'''

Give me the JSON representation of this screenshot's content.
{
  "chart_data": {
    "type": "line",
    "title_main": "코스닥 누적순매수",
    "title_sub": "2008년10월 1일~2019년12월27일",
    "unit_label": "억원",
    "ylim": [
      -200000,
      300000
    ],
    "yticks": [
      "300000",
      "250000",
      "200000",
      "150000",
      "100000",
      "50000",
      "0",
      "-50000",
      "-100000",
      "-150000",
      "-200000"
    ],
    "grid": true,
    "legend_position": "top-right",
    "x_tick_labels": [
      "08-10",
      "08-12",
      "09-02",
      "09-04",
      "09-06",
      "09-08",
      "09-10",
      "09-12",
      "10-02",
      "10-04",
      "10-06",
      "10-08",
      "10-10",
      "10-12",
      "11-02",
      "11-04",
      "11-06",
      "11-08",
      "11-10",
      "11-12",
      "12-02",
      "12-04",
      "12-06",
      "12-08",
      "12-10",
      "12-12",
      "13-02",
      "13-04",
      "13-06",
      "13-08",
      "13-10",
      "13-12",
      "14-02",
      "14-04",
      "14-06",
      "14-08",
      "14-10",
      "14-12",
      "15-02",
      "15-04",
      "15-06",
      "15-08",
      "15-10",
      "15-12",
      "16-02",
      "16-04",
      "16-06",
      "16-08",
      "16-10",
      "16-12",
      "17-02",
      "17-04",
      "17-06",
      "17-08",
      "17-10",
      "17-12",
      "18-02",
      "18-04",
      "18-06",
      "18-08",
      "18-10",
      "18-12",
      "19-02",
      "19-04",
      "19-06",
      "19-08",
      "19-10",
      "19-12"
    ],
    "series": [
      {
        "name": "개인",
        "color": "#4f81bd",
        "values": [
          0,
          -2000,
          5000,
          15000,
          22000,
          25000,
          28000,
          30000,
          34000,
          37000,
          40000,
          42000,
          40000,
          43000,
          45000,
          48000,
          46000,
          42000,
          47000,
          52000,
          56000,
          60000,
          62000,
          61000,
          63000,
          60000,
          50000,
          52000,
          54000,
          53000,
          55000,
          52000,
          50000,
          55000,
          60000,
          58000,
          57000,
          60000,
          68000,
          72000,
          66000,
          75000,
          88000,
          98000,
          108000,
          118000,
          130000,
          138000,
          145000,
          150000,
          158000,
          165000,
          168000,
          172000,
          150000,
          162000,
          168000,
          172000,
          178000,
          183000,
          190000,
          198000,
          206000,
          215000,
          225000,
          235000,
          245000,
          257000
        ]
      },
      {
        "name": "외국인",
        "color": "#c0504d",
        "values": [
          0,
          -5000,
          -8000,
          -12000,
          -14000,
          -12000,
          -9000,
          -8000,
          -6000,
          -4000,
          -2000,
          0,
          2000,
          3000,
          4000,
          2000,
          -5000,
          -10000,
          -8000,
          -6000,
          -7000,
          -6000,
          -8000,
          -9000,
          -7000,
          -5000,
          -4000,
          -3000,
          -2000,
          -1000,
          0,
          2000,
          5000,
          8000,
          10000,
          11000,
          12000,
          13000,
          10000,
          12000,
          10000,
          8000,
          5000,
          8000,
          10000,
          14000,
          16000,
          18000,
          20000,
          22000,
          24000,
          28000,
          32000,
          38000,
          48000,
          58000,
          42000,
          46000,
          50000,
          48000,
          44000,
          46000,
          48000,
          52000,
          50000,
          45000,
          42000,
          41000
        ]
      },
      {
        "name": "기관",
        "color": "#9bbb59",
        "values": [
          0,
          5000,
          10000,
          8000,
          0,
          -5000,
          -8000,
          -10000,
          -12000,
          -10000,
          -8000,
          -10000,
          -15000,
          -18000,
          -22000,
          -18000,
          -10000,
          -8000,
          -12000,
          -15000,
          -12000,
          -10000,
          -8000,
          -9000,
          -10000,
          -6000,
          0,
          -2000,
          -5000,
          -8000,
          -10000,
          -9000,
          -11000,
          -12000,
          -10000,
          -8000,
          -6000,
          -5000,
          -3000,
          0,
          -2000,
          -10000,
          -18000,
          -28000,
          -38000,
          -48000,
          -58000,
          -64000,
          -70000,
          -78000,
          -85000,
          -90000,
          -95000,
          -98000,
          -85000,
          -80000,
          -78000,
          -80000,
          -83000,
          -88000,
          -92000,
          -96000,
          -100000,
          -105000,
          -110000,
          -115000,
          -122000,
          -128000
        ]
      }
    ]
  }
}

'''

§ **Required task**
Pull out every line holding "color" from the records above, and copy it.

§ **Written response**
        "color": "#4f81bd",
        "color": "#c0504d",
        "color": "#9bbb59",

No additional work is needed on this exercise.